» **Task to carry out**: Reproduce all lines of the listing below in which the word "нитными" occurs.

(Extracts from a graphics dataset)
---

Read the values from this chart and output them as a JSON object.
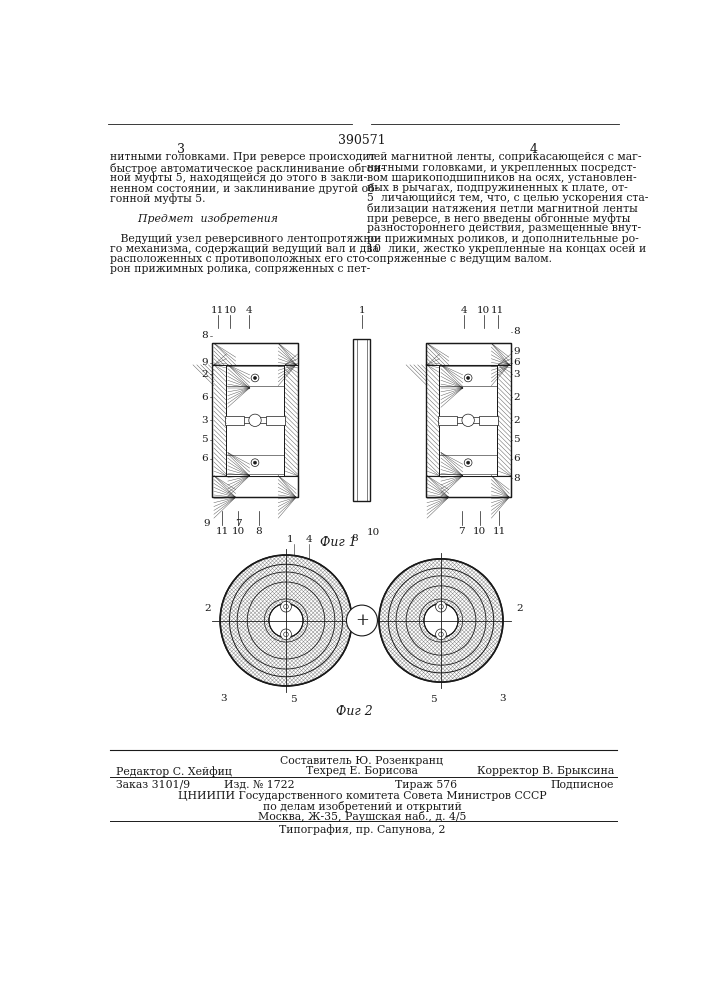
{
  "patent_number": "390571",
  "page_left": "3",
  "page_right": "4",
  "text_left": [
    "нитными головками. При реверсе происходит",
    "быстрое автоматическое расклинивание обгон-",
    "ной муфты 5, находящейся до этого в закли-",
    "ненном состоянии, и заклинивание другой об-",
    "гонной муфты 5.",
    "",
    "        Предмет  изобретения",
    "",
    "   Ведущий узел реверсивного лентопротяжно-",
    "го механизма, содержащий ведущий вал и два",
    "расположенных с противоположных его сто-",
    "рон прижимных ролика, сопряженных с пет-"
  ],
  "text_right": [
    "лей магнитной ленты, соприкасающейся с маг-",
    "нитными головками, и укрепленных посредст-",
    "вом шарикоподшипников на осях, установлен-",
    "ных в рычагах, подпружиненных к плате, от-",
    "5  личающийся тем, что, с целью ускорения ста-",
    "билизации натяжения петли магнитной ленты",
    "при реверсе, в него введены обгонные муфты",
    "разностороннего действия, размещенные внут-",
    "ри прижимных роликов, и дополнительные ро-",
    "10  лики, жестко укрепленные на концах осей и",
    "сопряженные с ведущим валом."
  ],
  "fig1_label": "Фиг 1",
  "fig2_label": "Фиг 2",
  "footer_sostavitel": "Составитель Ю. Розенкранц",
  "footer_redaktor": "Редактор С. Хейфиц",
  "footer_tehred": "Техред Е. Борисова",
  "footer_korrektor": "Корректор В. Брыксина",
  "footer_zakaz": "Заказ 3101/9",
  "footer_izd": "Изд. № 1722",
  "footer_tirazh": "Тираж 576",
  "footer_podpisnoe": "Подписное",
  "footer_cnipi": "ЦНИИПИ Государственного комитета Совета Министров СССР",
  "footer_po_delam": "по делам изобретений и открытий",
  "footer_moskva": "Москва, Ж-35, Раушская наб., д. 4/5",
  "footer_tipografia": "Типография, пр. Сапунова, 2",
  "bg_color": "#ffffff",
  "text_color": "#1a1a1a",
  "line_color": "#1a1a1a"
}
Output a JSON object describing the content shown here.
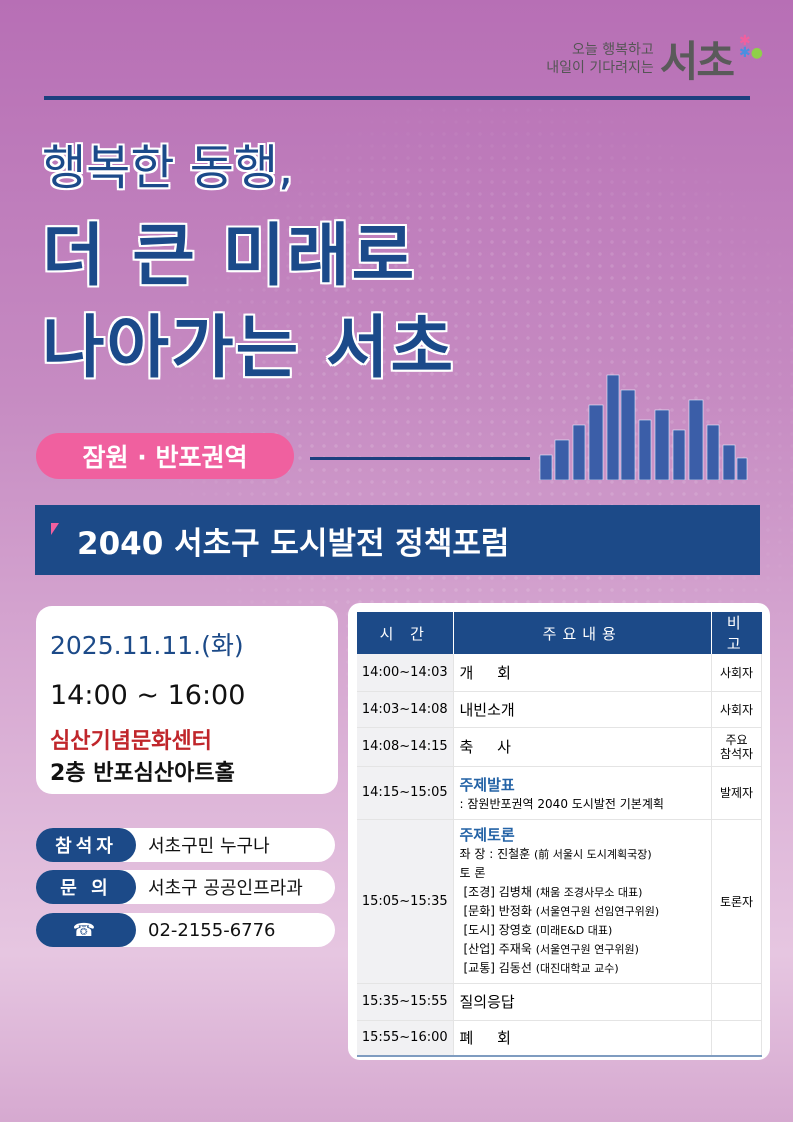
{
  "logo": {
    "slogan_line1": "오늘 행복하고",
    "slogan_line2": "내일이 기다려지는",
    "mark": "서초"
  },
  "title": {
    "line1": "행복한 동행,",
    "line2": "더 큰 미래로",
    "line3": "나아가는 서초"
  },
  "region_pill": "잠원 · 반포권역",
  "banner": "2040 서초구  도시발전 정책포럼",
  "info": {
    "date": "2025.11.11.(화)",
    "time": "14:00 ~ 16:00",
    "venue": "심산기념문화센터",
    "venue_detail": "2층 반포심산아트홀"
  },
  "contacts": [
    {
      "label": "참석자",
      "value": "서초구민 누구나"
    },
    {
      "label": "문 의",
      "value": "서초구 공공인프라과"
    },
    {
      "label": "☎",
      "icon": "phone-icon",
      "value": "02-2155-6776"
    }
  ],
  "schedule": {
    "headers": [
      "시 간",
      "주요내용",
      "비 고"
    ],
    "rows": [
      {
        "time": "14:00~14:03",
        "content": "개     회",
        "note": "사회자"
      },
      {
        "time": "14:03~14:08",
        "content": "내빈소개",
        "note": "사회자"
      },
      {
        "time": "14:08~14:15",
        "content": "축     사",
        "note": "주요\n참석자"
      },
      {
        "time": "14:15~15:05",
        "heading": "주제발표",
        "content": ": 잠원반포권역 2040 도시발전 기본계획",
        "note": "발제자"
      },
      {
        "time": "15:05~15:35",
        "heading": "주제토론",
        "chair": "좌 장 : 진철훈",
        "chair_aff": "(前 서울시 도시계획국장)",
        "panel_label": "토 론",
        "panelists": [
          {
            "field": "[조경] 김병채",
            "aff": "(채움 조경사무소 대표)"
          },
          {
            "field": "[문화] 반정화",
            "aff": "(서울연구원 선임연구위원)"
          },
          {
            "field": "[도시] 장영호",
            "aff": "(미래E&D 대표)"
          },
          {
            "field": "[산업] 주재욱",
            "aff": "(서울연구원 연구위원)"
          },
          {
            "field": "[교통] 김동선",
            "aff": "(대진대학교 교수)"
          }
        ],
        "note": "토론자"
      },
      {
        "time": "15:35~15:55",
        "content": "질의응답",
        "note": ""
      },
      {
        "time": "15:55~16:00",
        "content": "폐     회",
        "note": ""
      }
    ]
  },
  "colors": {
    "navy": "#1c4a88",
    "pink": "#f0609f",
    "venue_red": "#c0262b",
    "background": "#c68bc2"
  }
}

---

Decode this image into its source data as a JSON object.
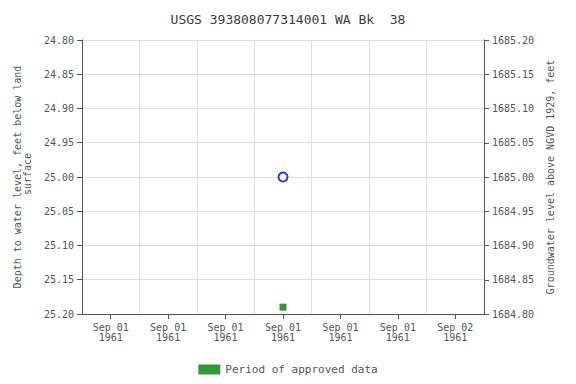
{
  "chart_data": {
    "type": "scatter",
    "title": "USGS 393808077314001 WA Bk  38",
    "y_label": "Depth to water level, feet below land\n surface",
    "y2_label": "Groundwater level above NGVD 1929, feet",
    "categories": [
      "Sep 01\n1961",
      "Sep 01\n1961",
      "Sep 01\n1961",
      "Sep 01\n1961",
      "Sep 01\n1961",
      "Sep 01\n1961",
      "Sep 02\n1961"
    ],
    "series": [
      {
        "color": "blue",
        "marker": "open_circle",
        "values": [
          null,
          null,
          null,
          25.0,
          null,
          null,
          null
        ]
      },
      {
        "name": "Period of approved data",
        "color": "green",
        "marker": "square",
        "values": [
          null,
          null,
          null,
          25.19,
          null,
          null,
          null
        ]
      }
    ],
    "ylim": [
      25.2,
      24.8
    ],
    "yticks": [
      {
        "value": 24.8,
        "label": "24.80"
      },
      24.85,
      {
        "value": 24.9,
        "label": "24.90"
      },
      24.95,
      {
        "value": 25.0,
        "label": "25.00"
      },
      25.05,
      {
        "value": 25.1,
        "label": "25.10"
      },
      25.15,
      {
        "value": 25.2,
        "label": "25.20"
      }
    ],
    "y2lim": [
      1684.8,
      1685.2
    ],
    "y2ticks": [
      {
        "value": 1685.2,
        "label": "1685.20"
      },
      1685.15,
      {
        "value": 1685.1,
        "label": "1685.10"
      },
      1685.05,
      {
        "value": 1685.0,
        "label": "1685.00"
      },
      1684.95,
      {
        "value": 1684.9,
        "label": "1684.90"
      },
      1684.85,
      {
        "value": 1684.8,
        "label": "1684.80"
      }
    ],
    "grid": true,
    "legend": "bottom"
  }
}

---

» **Solution**:
    "нитными головками. При реверсе происходит",
    "нитными головками, и укрепленных посредст-",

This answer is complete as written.